Data records:
■ ■ ■ ■
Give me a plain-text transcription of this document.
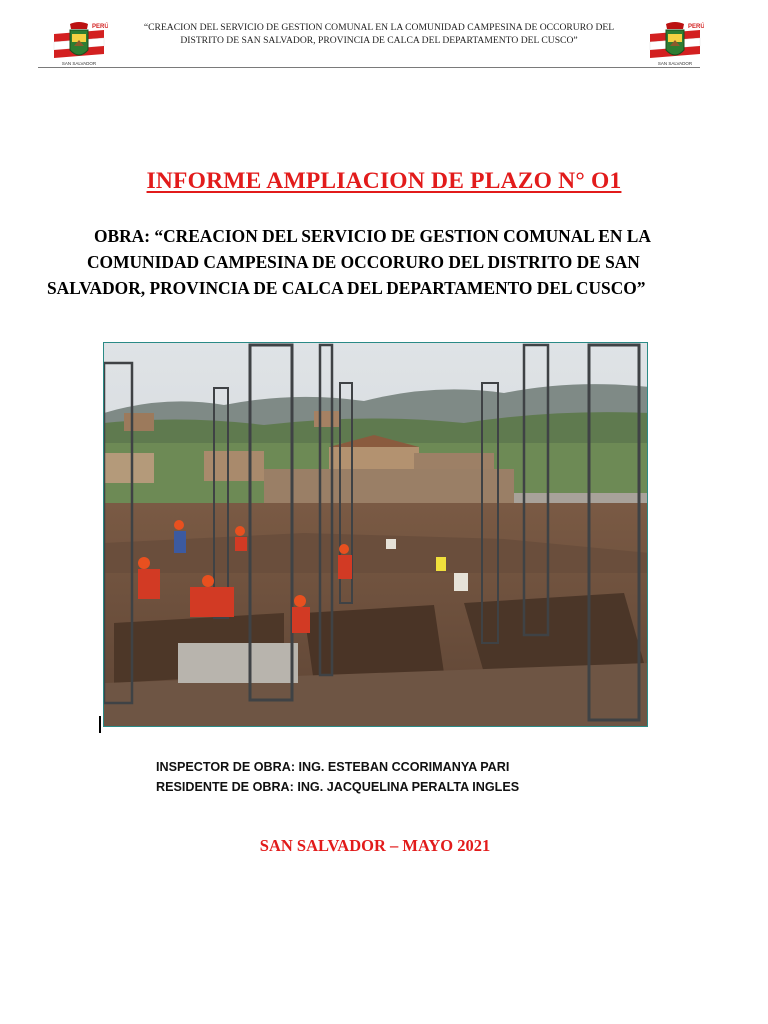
PERÚ
SAN SALVADOR
“CREACION DEL SERVICIO DE GESTION COMUNAL EN LA COMUNIDAD CAMPESINA DE OCCORURO DEL DISTRITO DE SAN SALVADOR, PROVINCIA DE CALCA DEL DEPARTAMENTO DEL CUSCO”
PERÚ
SAN SALVADOR
INFORME AMPLIACION DE PLAZO N° O1
OBRA: “CREACION DEL SERVICIO DE GESTION COMUNAL EN LA
COMUNIDAD CAMPESINA DE OCCORURO DEL DISTRITO DE SAN
SALVADOR, PROVINCIA DE CALCA DEL DEPARTAMENTO DEL CUSCO”
INSPECTOR DE OBRA: ING. ESTEBAN CCORIMANYA PARI
RESIDENTE DE OBRA: ING. JACQUELINA PERALTA INGLES
SAN SALVADOR – MAYO 2021
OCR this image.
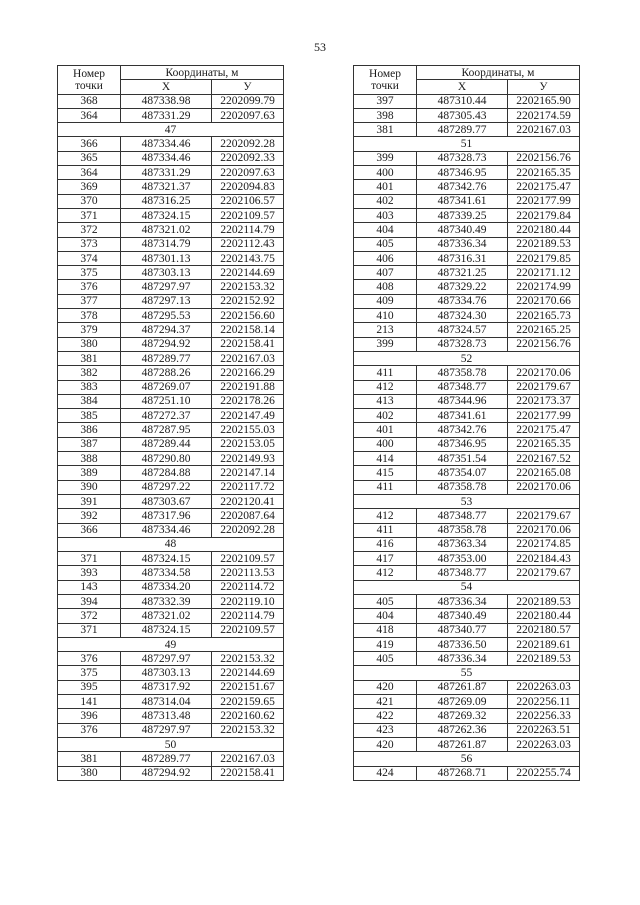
53
Номер
точки	Координаты, м	
	X	У
368	487338.98	2202099.79
364	487331.29	2202097.63
47		
366	487334.46	2202092.28
365	487334.46	2202092.33
364	487331.29	2202097.63
369	487321.37	2202094.83
370	487316.25	2202106.57
371	487324.15	2202109.57
372	487321.02	2202114.79
373	487314.79	2202112.43
374	487301.13	2202143.75
375	487303.13	2202144.69
376	487297.97	2202153.32
377	487297.13	2202152.92
378	487295.53	2202156.60
379	487294.37	2202158.14
380	487294.92	2202158.41
381	487289.77	2202167.03
382	487288.26	2202166.29
383	487269.07	2202191.88
384	487251.10	2202178.26
385	487272.37	2202147.49
386	487287.95	2202155.03
387	487289.44	2202153.05
388	487290.80	2202149.93
389	487284.88	2202147.14
390	487297.22	2202117.72
391	487303.67	2202120.41
392	487317.96	2202087.64
366	487334.46	2202092.28
48		
371	487324.15	2202109.57
393	487334.58	2202113.53
143	487334.20	2202114.72
394	487332.39	2202119.10
372	487321.02	2202114.79
371	487324.15	2202109.57
49		
376	487297.97	2202153.32
375	487303.13	2202144.69
395	487317.92	2202151.67
141	487314.04	2202159.65
396	487313.48	2202160.62
376	487297.97	2202153.32
50		
381	487289.77	2202167.03
380	487294.92	2202158.41
Номер
точки	Координаты, м	
	X	У
397	487310.44	2202165.90
398	487305.43	2202174.59
381	487289.77	2202167.03
51		
399	487328.73	2202156.76
400	487346.95	2202165.35
401	487342.76	2202175.47
402	487341.61	2202177.99
403	487339.25	2202179.84
404	487340.49	2202180.44
405	487336.34	2202189.53
406	487316.31	2202179.85
407	487321.25	2202171.12
408	487329.22	2202174.99
409	487334.76	2202170.66
410	487324.30	2202165.73
213	487324.57	2202165.25
399	487328.73	2202156.76
52		
411	487358.78	2202170.06
412	487348.77	2202179.67
413	487344.96	2202173.37
402	487341.61	2202177.99
401	487342.76	2202175.47
400	487346.95	2202165.35
414	487351.54	2202167.52
415	487354.07	2202165.08
411	487358.78	2202170.06
53		
412	487348.77	2202179.67
411	487358.78	2202170.06
416	487363.34	2202174.85
417	487353.00	2202184.43
412	487348.77	2202179.67
54		
405	487336.34	2202189.53
404	487340.49	2202180.44
418	487340.77	2202180.57
419	487336.50	2202189.61
405	487336.34	2202189.53
55		
420	487261.87	2202263.03
421	487269.09	2202256.11
422	487269.32	2202256.33
423	487262.36	2202263.51
420	487261.87	2202263.03
56		
424	487268.71	2202255.74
■ ■ ■ ■
Count how many lines of the data include the word "DISTRITO". Your reply should be that number alone.

2